Data records:
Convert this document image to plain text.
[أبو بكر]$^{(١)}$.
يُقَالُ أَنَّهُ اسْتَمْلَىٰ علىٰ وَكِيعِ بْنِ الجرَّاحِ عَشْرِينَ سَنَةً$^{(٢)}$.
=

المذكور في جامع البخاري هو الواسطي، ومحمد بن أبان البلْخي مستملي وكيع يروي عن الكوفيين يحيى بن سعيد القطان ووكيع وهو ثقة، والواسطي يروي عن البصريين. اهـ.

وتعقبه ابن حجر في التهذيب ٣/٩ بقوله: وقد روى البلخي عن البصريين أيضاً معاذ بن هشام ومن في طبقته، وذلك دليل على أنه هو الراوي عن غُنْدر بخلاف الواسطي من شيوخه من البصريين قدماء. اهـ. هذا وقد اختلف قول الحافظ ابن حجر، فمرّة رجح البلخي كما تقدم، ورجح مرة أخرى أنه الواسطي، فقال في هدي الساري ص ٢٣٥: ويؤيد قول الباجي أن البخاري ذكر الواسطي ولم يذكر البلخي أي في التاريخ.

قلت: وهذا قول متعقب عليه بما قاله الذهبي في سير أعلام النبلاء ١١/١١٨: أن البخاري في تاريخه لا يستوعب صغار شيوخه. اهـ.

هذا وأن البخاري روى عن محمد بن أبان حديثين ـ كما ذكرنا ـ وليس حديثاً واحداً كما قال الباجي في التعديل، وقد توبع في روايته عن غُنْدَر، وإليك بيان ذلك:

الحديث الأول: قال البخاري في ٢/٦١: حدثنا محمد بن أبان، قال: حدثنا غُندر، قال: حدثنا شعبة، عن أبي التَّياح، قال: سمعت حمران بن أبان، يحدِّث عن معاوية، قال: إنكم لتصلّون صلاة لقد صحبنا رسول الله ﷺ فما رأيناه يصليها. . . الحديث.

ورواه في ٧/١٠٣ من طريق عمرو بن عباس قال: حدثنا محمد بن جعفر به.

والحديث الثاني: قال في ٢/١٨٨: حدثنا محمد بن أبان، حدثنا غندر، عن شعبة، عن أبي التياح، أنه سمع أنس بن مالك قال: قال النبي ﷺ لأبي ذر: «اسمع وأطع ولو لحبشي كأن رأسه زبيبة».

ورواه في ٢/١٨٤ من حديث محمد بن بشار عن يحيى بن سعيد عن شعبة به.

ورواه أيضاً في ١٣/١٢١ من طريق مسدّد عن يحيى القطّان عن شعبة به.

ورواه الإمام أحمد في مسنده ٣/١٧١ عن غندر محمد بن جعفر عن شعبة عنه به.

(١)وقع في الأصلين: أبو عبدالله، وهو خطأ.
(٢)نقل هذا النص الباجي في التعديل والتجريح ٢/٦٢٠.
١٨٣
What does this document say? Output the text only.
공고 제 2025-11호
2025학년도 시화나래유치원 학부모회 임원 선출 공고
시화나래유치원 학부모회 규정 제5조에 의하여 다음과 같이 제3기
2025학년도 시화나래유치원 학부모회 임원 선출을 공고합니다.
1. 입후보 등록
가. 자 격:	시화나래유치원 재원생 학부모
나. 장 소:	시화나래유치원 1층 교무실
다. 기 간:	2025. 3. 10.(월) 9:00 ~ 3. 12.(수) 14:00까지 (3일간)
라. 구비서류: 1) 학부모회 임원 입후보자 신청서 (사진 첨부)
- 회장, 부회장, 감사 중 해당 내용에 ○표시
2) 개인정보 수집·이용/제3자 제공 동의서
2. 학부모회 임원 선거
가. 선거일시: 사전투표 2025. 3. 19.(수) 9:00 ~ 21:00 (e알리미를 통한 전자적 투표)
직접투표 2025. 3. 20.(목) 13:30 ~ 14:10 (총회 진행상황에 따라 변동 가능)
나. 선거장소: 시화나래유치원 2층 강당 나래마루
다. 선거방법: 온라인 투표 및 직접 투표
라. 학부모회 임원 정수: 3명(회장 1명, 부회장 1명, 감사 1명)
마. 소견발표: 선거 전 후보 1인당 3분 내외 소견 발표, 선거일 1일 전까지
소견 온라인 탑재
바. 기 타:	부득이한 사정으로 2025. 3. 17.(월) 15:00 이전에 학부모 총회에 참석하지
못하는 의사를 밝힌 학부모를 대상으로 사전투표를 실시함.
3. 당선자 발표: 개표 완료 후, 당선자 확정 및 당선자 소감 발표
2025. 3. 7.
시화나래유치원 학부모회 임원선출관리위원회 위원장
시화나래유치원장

Task to complete:
Make an exact copy of the listing, including every line.

Complete response:
Convert this document image to plain text.
[أبو بكر]$^{(١)}$.
يُقَالُ أَنَّهُ اسْتَمْلَىٰ علىٰ وَكِيعِ بْنِ الجرَّاحِ عَشْرِينَ سَنَةً$^{(٢)}$.
=

المذكور في جامع البخاري هو الواسطي، ومحمد بن أبان البلْخي مستملي وكيع يروي عن الكوفيين يحيى بن سعيد القطان ووكيع وهو ثقة، والواسطي يروي عن البصريين. اهـ.

وتعقبه ابن حجر في التهذيب ٣/٩ بقوله: وقد روى البلخي عن البصريين أيضاً معاذ بن هشام ومن في طبقته، وذلك دليل على أنه هو الراوي عن غُنْدر بخلاف الواسطي من شيوخه من البصريين قدماء. اهـ. هذا وقد اختلف قول الحافظ ابن حجر، فمرّة رجح البلخي كما تقدم، ورجح مرة أخرى أنه الواسطي، فقال في هدي الساري ص ٢٣٥: ويؤيد قول الباجي أن البخاري ذكر الواسطي ولم يذكر البلخي أي في التاريخ.

قلت: وهذا قول متعقب عليه بما قاله الذهبي في سير أعلام النبلاء ١١/١١٨: أن البخاري في تاريخه لا يستوعب صغار شيوخه. اهـ.

هذا وأن البخاري روى عن محمد بن أبان حديثين ـ كما ذكرنا ـ وليس حديثاً واحداً كما قال الباجي في التعديل، وقد توبع في روايته عن غُنْدَر، وإليك بيان ذلك:

الحديث الأول: قال البخاري في ٢/٦١: حدثنا محمد بن أبان، قال: حدثنا غُندر، قال: حدثنا شعبة، عن أبي التَّياح، قال: سمعت حمران بن أبان، يحدِّث عن معاوية، قال: إنكم لتصلّون صلاة لقد صحبنا رسول الله ﷺ فما رأيناه يصليها. . . الحديث.

ورواه في ٧/١٠٣ من طريق عمرو بن عباس قال: حدثنا محمد بن جعفر به.

والحديث الثاني: قال في ٢/١٨٨: حدثنا محمد بن أبان، حدثنا غندر، عن شعبة، عن أبي التياح، أنه سمع أنس بن مالك قال: قال النبي ﷺ لأبي ذر: «اسمع وأطع ولو لحبشي كأن رأسه زبيبة».

ورواه في ٢/١٨٤ من حديث محمد بن بشار عن يحيى بن سعيد عن شعبة به.

ورواه أيضاً في ١٣/١٢١ من طريق مسدّد عن يحيى القطّان عن شعبة به.

ورواه الإمام أحمد في مسنده ٣/١٧١ عن غندر محمد بن جعفر عن شعبة عنه به.

(١)وقع في الأصلين: أبو عبدالله، وهو خطأ.
(٢)نقل هذا النص الباجي في التعديل والتجريح ٢/٦٢٠.
١٨٣
What does this document say? Output the text only.
공고 제 2025-11호
2025학년도 시화나래유치원 학부모회 임원 선출 공고
시화나래유치원 학부모회 규정 제5조에 의하여 다음과 같이 제3기
2025학년도 시화나래유치원 학부모회 임원 선출을 공고합니다.
1. 입후보 등록
가. 자 격:	시화나래유치원 재원생 학부모
나. 장 소:	시화나래유치원 1층 교무실
다. 기 간:	2025. 3. 10.(월) 9:00 ~ 3. 12.(수) 14:00까지 (3일간)
라. 구비서류: 1) 학부모회 임원 입후보자 신청서 (사진 첨부)
- 회장, 부회장, 감사 중 해당 내용에 ○표시
2) 개인정보 수집·이용/제3자 제공 동의서
2. 학부모회 임원 선거
가. 선거일시: 사전투표 2025. 3. 19.(수) 9:00 ~ 21:00 (e알리미를 통한 전자적 투표)
직접투표 2025. 3. 20.(목) 13:30 ~ 14:10 (총회 진행상황에 따라 변동 가능)
나. 선거장소: 시화나래유치원 2층 강당 나래마루
다. 선거방법: 온라인 투표 및 직접 투표
라. 학부모회 임원 정수: 3명(회장 1명, 부회장 1명, 감사 1명)
마. 소견발표: 선거 전 후보 1인당 3분 내외 소견 발표, 선거일 1일 전까지
소견 온라인 탑재
바. 기 타:	부득이한 사정으로 2025. 3. 17.(월) 15:00 이전에 학부모 총회에 참석하지
못하는 의사를 밝힌 학부모를 대상으로 사전투표를 실시함.
3. 당선자 발표: 개표 완료 후, 당선자 확정 및 당선자 소감 발표
2025. 3. 7.
시화나래유치원 학부모회 임원선출관리위원회 위원장
시화나래유치원장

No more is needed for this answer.